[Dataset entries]
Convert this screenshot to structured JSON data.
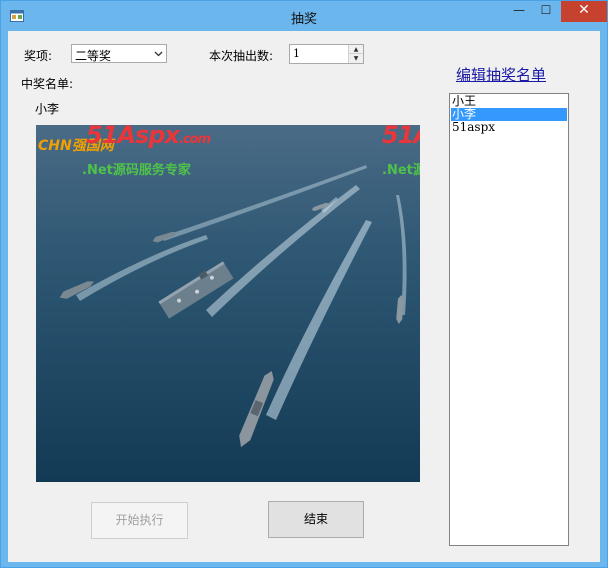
{
  "window": {
    "title": "抽奖",
    "controls": {
      "minimize": "—",
      "maximize": "☐",
      "close": "✕"
    },
    "frame_color": "#6cb6ee",
    "close_color": "#c7412f"
  },
  "form": {
    "prize_label": "奖项:",
    "prize_selected": "二等奖",
    "draw_count_label": "本次抽出数:",
    "draw_count_value": "1",
    "winners_label": "中奖名单:",
    "winner_name": "小李",
    "edit_list_link": "编辑抽奖名单"
  },
  "participants": {
    "items": [
      {
        "label": "小王",
        "selected": false
      },
      {
        "label": "小李",
        "selected": true
      },
      {
        "label": "51aspx",
        "selected": false
      }
    ],
    "selection_color": "#3399ff"
  },
  "photo": {
    "watermark_brand": "51Aspx",
    "watermark_domain": ".com",
    "watermark_slogan": ".Net源码服务专家",
    "watermark_chn": "CHN强国网"
  },
  "buttons": {
    "start": "开始执行",
    "end": "结束"
  },
  "icons": [
    "app-icon",
    "minimize-icon",
    "maximize-icon",
    "close-icon",
    "chevron-down-icon",
    "spin-up-icon",
    "spin-down-icon"
  ]
}
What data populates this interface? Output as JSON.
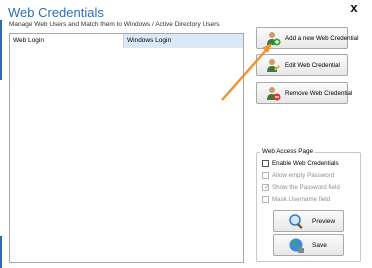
{
  "window": {
    "title": "Web Credentials",
    "close_glyph": "x",
    "subtitle": "Manage Web Users and Match them to Windows / Active Directory Users"
  },
  "listview": {
    "columns": [
      "Web Login",
      "Windows Login"
    ],
    "rows": []
  },
  "actions": {
    "add": {
      "label": "Add a new Web Credential",
      "icon": "add-user-icon"
    },
    "edit": {
      "label": "Edit Web Credential",
      "icon": "edit-user-icon"
    },
    "remove": {
      "label": "Remove Web Credential",
      "icon": "remove-user-icon"
    }
  },
  "web_access": {
    "group_title": "Web Access Page",
    "enable": {
      "label": "Enable Web Credentials",
      "checked": false,
      "enabled": true
    },
    "allow_empty": {
      "label": "Allow empty Password",
      "checked": false,
      "enabled": false
    },
    "show_password": {
      "label": "Show the Password field",
      "checked": true,
      "enabled": false
    },
    "mask_username": {
      "label": "Mask Username field",
      "checked": false,
      "enabled": false
    },
    "preview_label": "Preview",
    "save_label": "Save"
  },
  "colors": {
    "title": "#2f6eb5",
    "selected_column": "#dbe8f7",
    "annotation_arrow": "#f0922e"
  }
}
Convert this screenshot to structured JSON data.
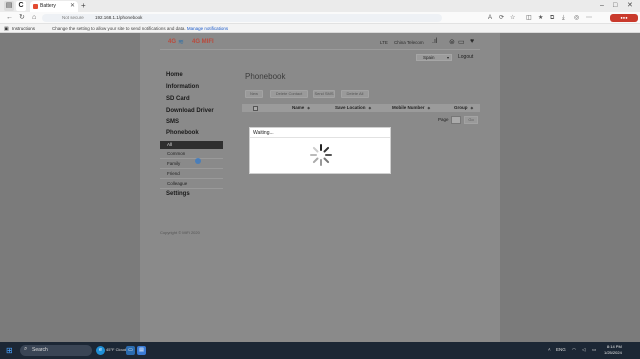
{
  "browser": {
    "tab_title": "Battery",
    "url_notsecure": "Not secure",
    "url": "192.168.1.1/phonebook",
    "infobar_title": "Instructions",
    "infobar_text": "Change the setting to allow your site to send notifications and data.",
    "infobar_link": "Manage notifications"
  },
  "router": {
    "logo_left": "4G",
    "logo_text": "4G MIFI",
    "status_net": "LTE",
    "status_carrier": "China Telecom",
    "lang_select": "Spain",
    "logout": "Logout",
    "menu": [
      "Home",
      "Information",
      "SD Card",
      "Download Driver",
      "SMS",
      "Phonebook",
      "Settings"
    ],
    "phonebook_sub": [
      "All",
      "Common",
      "Family",
      "Friend",
      "Colleague"
    ],
    "copyright": "Copyright © MiFi 2020"
  },
  "phonebook": {
    "title": "Phonebook",
    "buttons": [
      "New",
      "Delete Contact",
      "Send SMS",
      "Delete All"
    ],
    "columns": [
      "Name",
      "Save Location",
      "Mobile Number",
      "Group"
    ],
    "page_label": "Page",
    "go_label": "Go"
  },
  "modal": {
    "title": "Waiting..."
  },
  "taskbar": {
    "search": "Search",
    "weather": "45°F Cloudy",
    "tray_lang": "ENG",
    "time": "8:14 PM",
    "date": "1/25/2024"
  },
  "colors": {
    "overlay": "#7b7b7b",
    "accent_red": "#b94a3c",
    "menu_active": "#2f2f2f"
  }
}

» TASK TO COMPLETE:
Please repeat the entries exactly. Do not include the pictures.

» ANSWER TO THIS EXERCISE:
Convert this screenshot to structured JSON data.
{
  "window": {
    "title": "抽奖",
    "controls": {
      "minimize": "—",
      "maximize": "☐",
      "close": "✕"
    },
    "frame_color": "#6cb6ee",
    "close_color": "#c7412f"
  },
  "form": {
    "prize_label": "奖项:",
    "prize_selected": "二等奖",
    "draw_count_label": "本次抽出数:",
    "draw_count_value": "1",
    "winners_label": "中奖名单:",
    "winner_name": "小李",
    "edit_list_link": "编辑抽奖名单"
  },
  "participants": {
    "items": [
      {
        "label": "小王",
        "selected": false
      },
      {
        "label": "小李",
        "selected": true
      },
      {
        "label": "51aspx",
        "selected": false
      }
    ],
    "selection_color": "#3399ff"
  },
  "photo": {
    "watermark_brand": "51Aspx",
    "watermark_domain": ".com",
    "watermark_slogan": ".Net源码服务专家",
    "watermark_chn": "CHN强国网"
  },
  "buttons": {
    "start": "开始执行",
    "end": "结束"
  },
  "icons": [
    "app-icon",
    "minimize-icon",
    "maximize-icon",
    "close-icon",
    "chevron-down-icon",
    "spin-up-icon",
    "spin-down-icon"
  ]
}
What data populates this interface? Output as JSON.
{
  "window": {
    "title": "Web Credentials",
    "close_glyph": "x",
    "subtitle": "Manage Web Users and Match them to Windows / Active Directory Users"
  },
  "listview": {
    "columns": [
      "Web Login",
      "Windows Login"
    ],
    "rows": []
  },
  "actions": {
    "add": {
      "label": "Add a new Web Credential",
      "icon": "add-user-icon"
    },
    "edit": {
      "label": "Edit Web Credential",
      "icon": "edit-user-icon"
    },
    "remove": {
      "label": "Remove Web Credential",
      "icon": "remove-user-icon"
    }
  },
  "web_access": {
    "group_title": "Web Access Page",
    "enable": {
      "label": "Enable Web Credentials",
      "checked": false,
      "enabled": true
    },
    "allow_empty": {
      "label": "Allow empty Password",
      "checked": false,
      "enabled": false
    },
    "show_password": {
      "label": "Show the Password field",
      "checked": true,
      "enabled": false
    },
    "mask_username": {
      "label": "Mask Username field",
      "checked": false,
      "enabled": false
    },
    "preview_label": "Preview",
    "save_label": "Save"
  },
  "colors": {
    "title": "#2f6eb5",
    "selected_column": "#dbe8f7",
    "annotation_arrow": "#f0922e"
  }
}
Convert this screenshot to structured JSON data.
{
  "browser": {
    "tab_title": "Battery",
    "url_notsecure": "Not secure",
    "url": "192.168.1.1/phonebook",
    "infobar_title": "Instructions",
    "infobar_text": "Change the setting to allow your site to send notifications and data.",
    "infobar_link": "Manage notifications"
  },
  "router": {
    "logo_left": "4G",
    "logo_text": "4G MIFI",
    "status_net": "LTE",
    "status_carrier": "China Telecom",
    "lang_select": "Spain",
    "logout": "Logout",
    "menu": [
      "Home",
      "Information",
      "SD Card",
      "Download Driver",
      "SMS",
      "Phonebook",
      "Settings"
    ],
    "phonebook_sub": [
      "All",
      "Common",
      "Family",
      "Friend",
      "Colleague"
    ],
    "copyright": "Copyright © MiFi 2020"
  },
  "phonebook": {
    "title": "Phonebook",
    "buttons": [
      "New",
      "Delete Contact",
      "Send SMS",
      "Delete All"
    ],
    "columns": [
      "Name",
      "Save Location",
      "Mobile Number",
      "Group"
    ],
    "page_label": "Page",
    "go_label": "Go"
  },
  "modal": {
    "title": "Waiting..."
  },
  "taskbar": {
    "search": "Search",
    "weather": "45°F Cloudy",
    "tray_lang": "ENG",
    "time": "8:14 PM",
    "date": "1/25/2024"
  },
  "colors": {
    "overlay": "#7b7b7b",
    "accent_red": "#b94a3c",
    "menu_active": "#2f2f2f"
  }
}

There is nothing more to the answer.